Records about charts and figures:
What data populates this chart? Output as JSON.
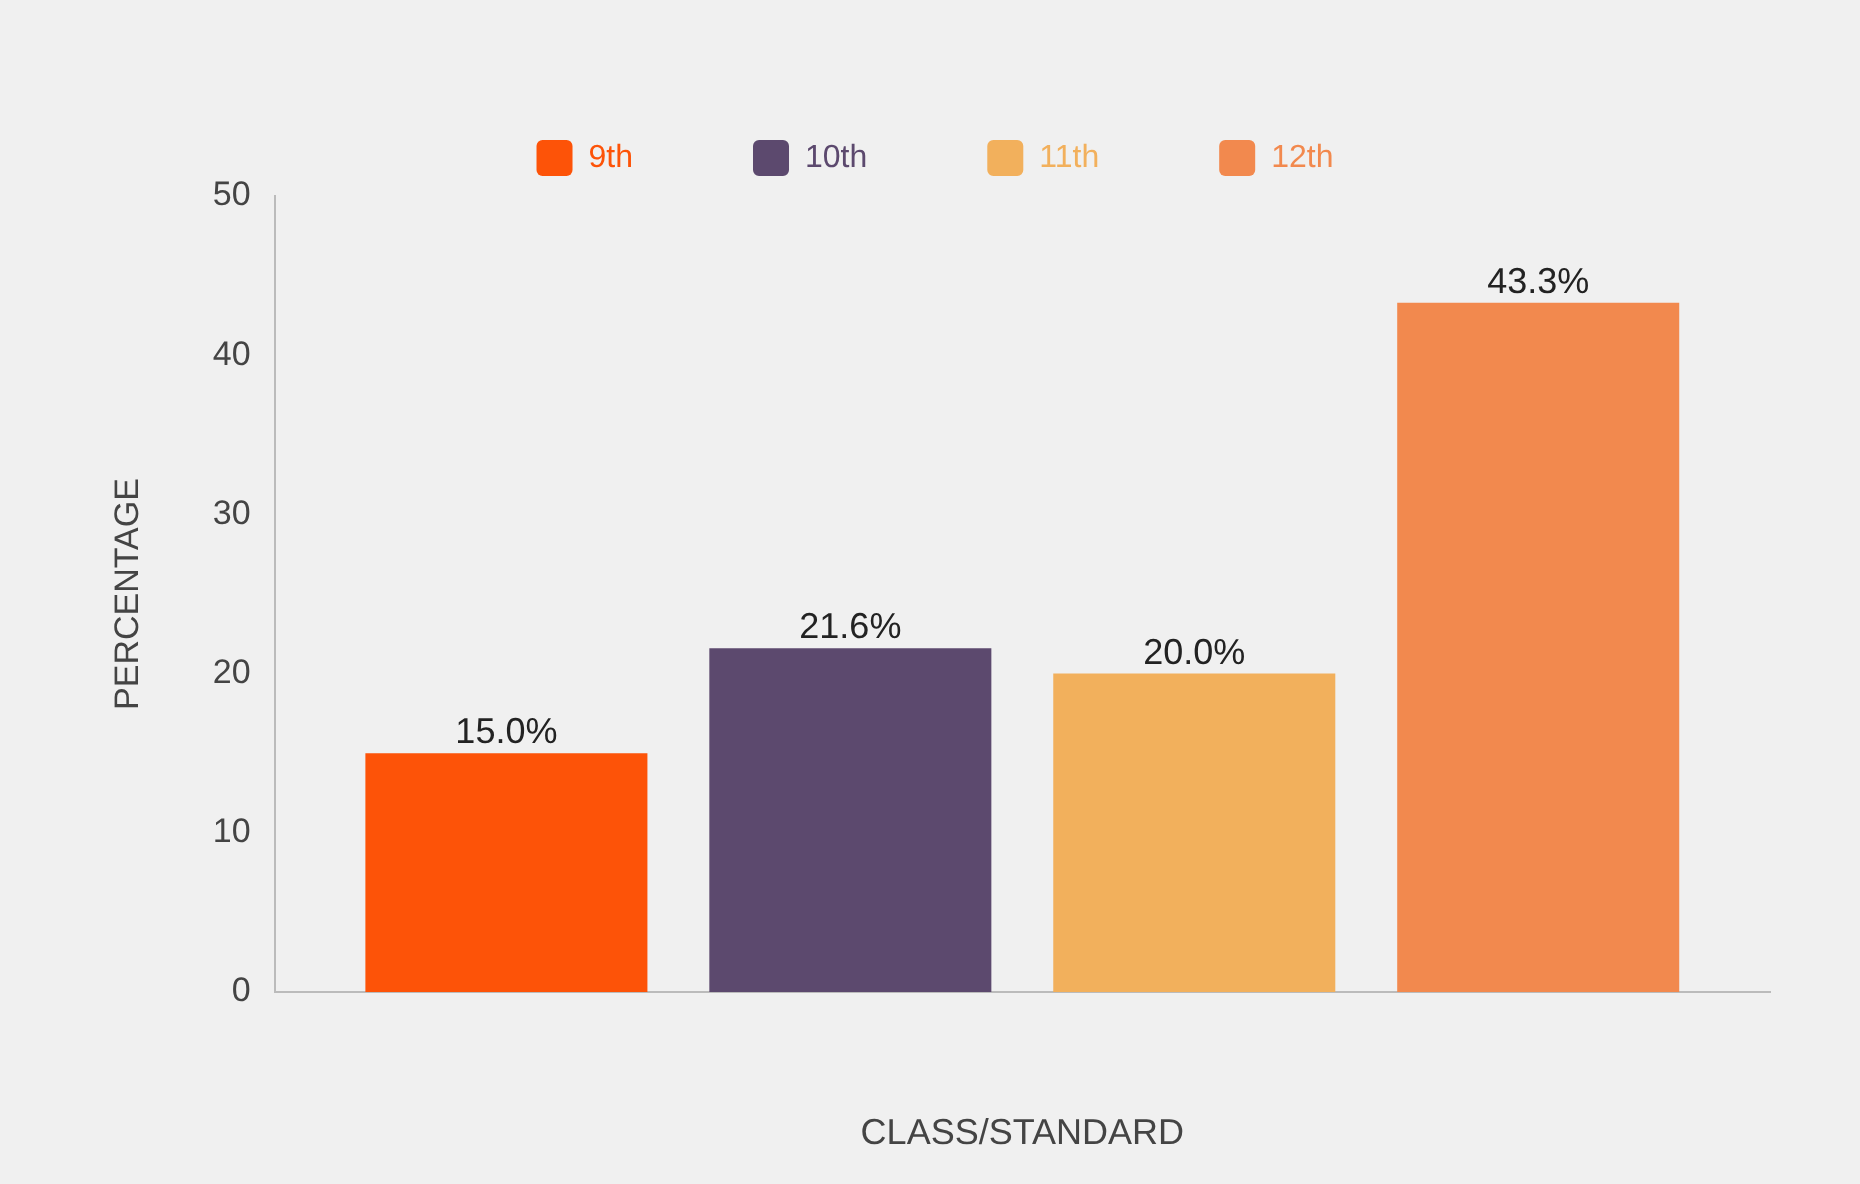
{
  "chart_data": {
    "type": "bar",
    "xlabel": "CLASS/STANDARD",
    "ylabel": "PERCENTAGE",
    "categories": [
      null
    ],
    "series": [
      {
        "name": "9th",
        "color": "#fd5308",
        "values": [
          15.0
        ],
        "value_labels": [
          "15.0%"
        ]
      },
      {
        "name": "10th",
        "color": "#5c496e",
        "values": [
          21.6
        ],
        "value_labels": [
          "21.6%"
        ]
      },
      {
        "name": "11th",
        "color": "#f2b05c",
        "values": [
          20.0
        ],
        "value_labels": [
          "20.0%"
        ]
      },
      {
        "name": "12th",
        "color": "#f2894e",
        "values": [
          43.3
        ],
        "value_labels": [
          "43.3%"
        ]
      }
    ],
    "ylim": [
      0,
      50
    ],
    "yticks": [
      0,
      10,
      20,
      30,
      40,
      50
    ],
    "grid": false,
    "legend": "top"
  }
}
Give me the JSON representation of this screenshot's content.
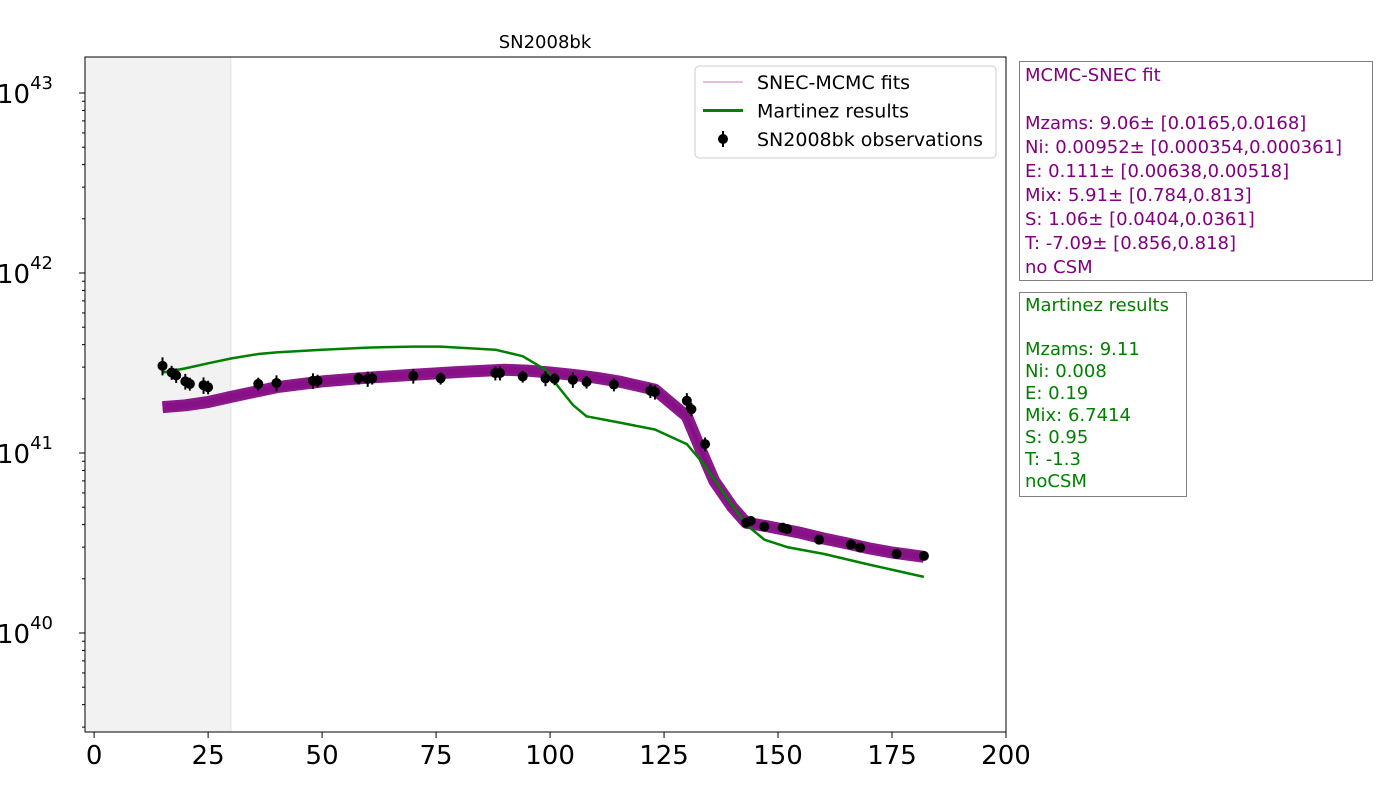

WHAT TO DO: Reproduce every line above as written, skipping pictures.

RESULT:
What data populates this chart? Output as JSON.
{
  "chart_data": {
    "type": "bar",
    "xlabel": "CLASS/STANDARD",
    "ylabel": "PERCENTAGE",
    "categories": [
      null
    ],
    "series": [
      {
        "name": "9th",
        "color": "#fd5308",
        "values": [
          15.0
        ],
        "value_labels": [
          "15.0%"
        ]
      },
      {
        "name": "10th",
        "color": "#5c496e",
        "values": [
          21.6
        ],
        "value_labels": [
          "21.6%"
        ]
      },
      {
        "name": "11th",
        "color": "#f2b05c",
        "values": [
          20.0
        ],
        "value_labels": [
          "20.0%"
        ]
      },
      {
        "name": "12th",
        "color": "#f2894e",
        "values": [
          43.3
        ],
        "value_labels": [
          "43.3%"
        ]
      }
    ],
    "ylim": [
      0,
      50
    ],
    "yticks": [
      0,
      10,
      20,
      30,
      40,
      50
    ],
    "grid": false,
    "legend": "top"
  }
}
Give me the JSON representation of this screenshot's content.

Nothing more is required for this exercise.